*Page*
>> BEGIN
Plugins

web-meta-scraper uses a plugin architecture. Each plugin extracts metadata from a specific source in the HTML.

import {
  createScraper, metaTags, openGraph, twitter, jsonLd, oembed,
  favicons, feeds, robots, date, logo, lang, video, audio, iframe,
} from 'web-meta-scraper';
 
const scraper = createScraper({
  plugins: [metaTags, openGraph, twitter, jsonLd, oembed, favicons, feeds, robots, date, logo, lang, video, audio, iframe],
});

Meta Tags

Extracts metadata from standard HTML <meta> tags and other head elements.

import { createScraper, metaTags } from 'web-meta-scraper';
 
const scraper = createScraper({ plugins: [metaTags] });

Extracted fields:

Field	Source
`title`	`<title>` tag
`description`	`<meta name="description">`
`keywords`	`<meta name="keywords">` (parsed as array)
`author`	`<meta name="author">`
`favicon`	`<link rel="icon">` or `<link rel="shortcut icon">`
`canonicalUrl`	`<link rel="canonical">`

Open Graph

Extracts Open Graph (opens in a new tab) protocol metadata from og: meta tags.
>> END
*Tasks to complete*
A. Translate this sentence from the plugins page into Spanish: "Each plugin extracts metadata from a specific source in the HTML."
B. According to the plugins page, which tag does the Meta Tags plugin read to get the `canonicalUrl` field?
C. Output the plugins page text starting with "web-meta-scraper uses a" and going on through "other head elements.".
Work from the plugins page alone.

*Rows*
>> BEGIN
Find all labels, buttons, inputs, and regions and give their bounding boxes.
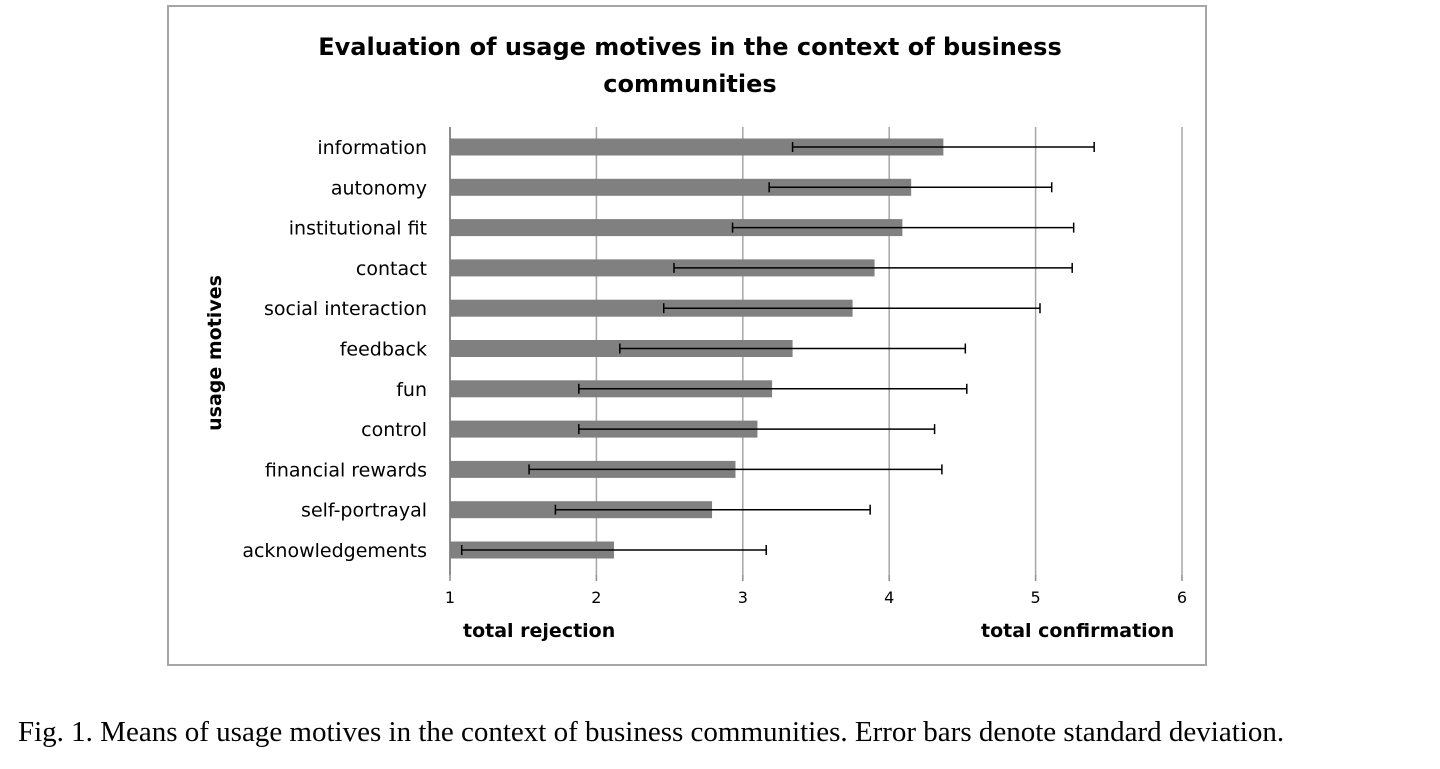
bar-chart: Evaluation of usage motives in the conte… <box>204 33 1187 642</box>
chart-title-line-1: Evaluation of usage motives in the conte… <box>318 33 1062 61</box>
chart-frame: Evaluation of usage motives in the conte… <box>167 5 1207 666</box>
chart-title-line-2: communities <box>603 70 776 98</box>
x-tick-label-3: 3 <box>738 588 748 607</box>
y-axis-title: usage motives <box>204 275 226 431</box>
x-tick-label-5: 5 <box>1031 588 1041 607</box>
bar-institutional-fit <box>450 219 903 237</box>
error-bars <box>460 142 1095 555</box>
category-label-financial-rewards: financial rewards <box>265 459 427 481</box>
x-tick-label-6: 6 <box>1177 588 1187 607</box>
category-label-fun: fun <box>396 379 427 401</box>
bars <box>450 138 944 559</box>
category-label-autonomy: autonomy <box>331 177 427 199</box>
bar-information <box>450 138 944 156</box>
bar-contact <box>450 259 875 277</box>
category-label-self-portrayal: self-portrayal <box>301 500 427 522</box>
category-label-information: information <box>317 137 427 159</box>
bar-social-interaction <box>450 299 853 317</box>
category-label-feedback: feedback <box>340 339 427 361</box>
bar-autonomy <box>450 178 912 196</box>
x-tick-labels: 1 2 3 4 5 6 <box>445 588 1187 607</box>
x-tick-label-2: 2 <box>591 588 601 607</box>
category-label-acknowledgements: acknowledgements <box>242 540 427 562</box>
x-axis-label-left: total rejection <box>463 620 615 642</box>
x-tick-label-4: 4 <box>884 588 894 607</box>
x-tick-label-1: 1 <box>445 588 455 607</box>
figure-caption: Fig. 1. Means of usage motives in the co… <box>18 716 1285 748</box>
category-label-control: control <box>361 419 427 441</box>
category-label-contact: contact <box>356 258 427 280</box>
x-axis-label-right: total confirmation <box>981 620 1174 642</box>
category-labels: information autonomy institutional fit cont… <box>242 137 427 562</box>
category-label-social-interaction: social interaction <box>264 298 427 320</box>
category-label-institutional-fit: institutional fit <box>289 218 427 240</box>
>> END
*Answers to each task*
A. Cada plugin extrae metadatos de una fuente específica en el HTML.

B. The `<link rel="canonical">` tag.

C.
web-meta-scraper uses a plugin architecture. Each plugin extracts metadata from a specific source in the HTML.

import {
  createScraper, metaTags, openGraph, twitter, jsonLd, oembed,
  favicons, feeds, robots, date, logo, lang, video, audio, iframe,
} from 'web-meta-scraper';
 
const scraper = createScraper({
  plugins: [metaTags, openGraph, twitter, jsonLd, oembed, favicons, feeds, robots, date, logo, lang, video, audio, iframe],
});

Meta Tags

Extracts metadata from standard HTML <meta> tags and other head elements.